◆ **Instructions to follow**
In the material below, find each line holding the string "Similar" and copy it.

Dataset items
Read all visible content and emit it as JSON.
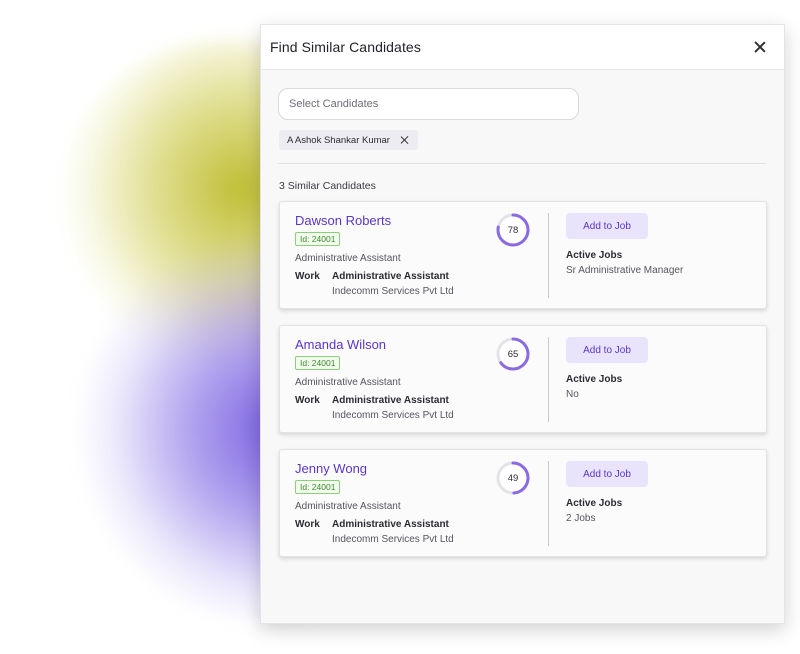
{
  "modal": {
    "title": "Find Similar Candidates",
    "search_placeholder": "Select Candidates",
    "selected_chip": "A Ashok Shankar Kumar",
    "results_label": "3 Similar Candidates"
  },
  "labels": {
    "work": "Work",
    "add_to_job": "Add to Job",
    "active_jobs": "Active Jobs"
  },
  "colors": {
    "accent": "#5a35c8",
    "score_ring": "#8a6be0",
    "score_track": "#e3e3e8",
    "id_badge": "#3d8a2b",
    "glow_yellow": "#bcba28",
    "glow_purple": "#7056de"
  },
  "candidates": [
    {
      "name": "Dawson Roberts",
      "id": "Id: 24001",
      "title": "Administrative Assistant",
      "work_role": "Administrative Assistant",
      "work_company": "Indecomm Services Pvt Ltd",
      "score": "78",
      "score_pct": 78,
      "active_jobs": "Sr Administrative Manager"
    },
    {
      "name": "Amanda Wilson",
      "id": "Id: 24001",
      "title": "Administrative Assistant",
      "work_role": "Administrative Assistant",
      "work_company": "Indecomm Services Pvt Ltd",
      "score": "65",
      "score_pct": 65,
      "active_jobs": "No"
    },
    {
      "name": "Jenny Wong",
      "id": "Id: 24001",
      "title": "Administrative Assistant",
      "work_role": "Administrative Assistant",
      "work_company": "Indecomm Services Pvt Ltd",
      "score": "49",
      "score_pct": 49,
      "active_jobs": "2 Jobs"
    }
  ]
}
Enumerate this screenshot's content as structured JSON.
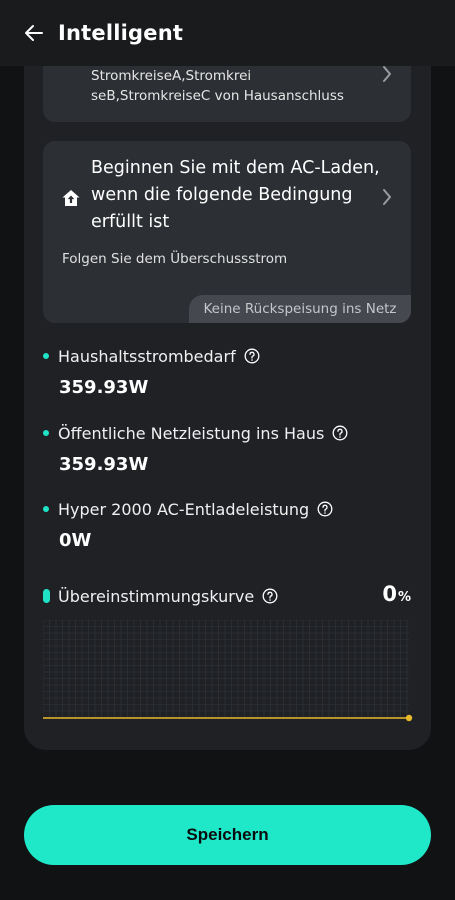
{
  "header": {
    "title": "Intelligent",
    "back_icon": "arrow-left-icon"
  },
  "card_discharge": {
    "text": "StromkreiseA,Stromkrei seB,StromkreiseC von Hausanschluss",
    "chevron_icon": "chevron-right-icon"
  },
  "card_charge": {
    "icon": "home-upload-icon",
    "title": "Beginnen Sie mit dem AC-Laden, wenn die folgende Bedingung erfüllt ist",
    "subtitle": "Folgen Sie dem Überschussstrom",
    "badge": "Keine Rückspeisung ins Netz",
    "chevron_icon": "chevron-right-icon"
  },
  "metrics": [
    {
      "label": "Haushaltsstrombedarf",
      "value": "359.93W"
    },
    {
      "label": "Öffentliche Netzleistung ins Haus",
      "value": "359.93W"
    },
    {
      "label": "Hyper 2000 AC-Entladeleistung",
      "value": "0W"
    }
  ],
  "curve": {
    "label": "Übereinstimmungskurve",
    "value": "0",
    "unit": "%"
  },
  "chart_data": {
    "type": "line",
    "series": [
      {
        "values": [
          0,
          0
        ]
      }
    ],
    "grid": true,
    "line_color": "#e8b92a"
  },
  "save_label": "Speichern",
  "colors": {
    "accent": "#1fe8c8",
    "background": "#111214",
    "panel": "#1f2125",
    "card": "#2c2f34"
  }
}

==

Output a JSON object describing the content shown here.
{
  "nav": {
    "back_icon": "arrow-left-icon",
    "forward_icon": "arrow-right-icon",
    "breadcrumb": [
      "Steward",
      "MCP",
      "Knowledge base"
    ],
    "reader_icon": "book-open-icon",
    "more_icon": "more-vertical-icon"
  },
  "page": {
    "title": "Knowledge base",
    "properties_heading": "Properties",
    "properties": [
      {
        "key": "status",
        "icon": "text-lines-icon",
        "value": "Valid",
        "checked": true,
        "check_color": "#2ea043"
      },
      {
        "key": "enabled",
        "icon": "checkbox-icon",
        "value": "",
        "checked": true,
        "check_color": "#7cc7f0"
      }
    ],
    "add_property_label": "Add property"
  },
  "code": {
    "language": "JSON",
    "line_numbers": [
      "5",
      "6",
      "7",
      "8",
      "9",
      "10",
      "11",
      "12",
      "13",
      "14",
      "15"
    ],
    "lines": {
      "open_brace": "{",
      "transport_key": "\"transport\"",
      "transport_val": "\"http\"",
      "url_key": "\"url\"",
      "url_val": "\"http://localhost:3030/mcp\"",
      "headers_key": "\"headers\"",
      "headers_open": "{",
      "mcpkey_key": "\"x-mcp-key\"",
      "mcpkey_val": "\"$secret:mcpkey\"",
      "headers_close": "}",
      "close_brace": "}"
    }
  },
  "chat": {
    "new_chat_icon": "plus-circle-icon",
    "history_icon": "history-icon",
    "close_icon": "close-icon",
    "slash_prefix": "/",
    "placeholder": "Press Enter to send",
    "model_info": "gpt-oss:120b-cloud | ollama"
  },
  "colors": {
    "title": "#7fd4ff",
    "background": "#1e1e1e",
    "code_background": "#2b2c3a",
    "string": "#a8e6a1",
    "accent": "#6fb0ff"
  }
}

◆ **Worked solution**
    "title": "Find Similar Candidates",
    "results_label": "3 Similar Candidates"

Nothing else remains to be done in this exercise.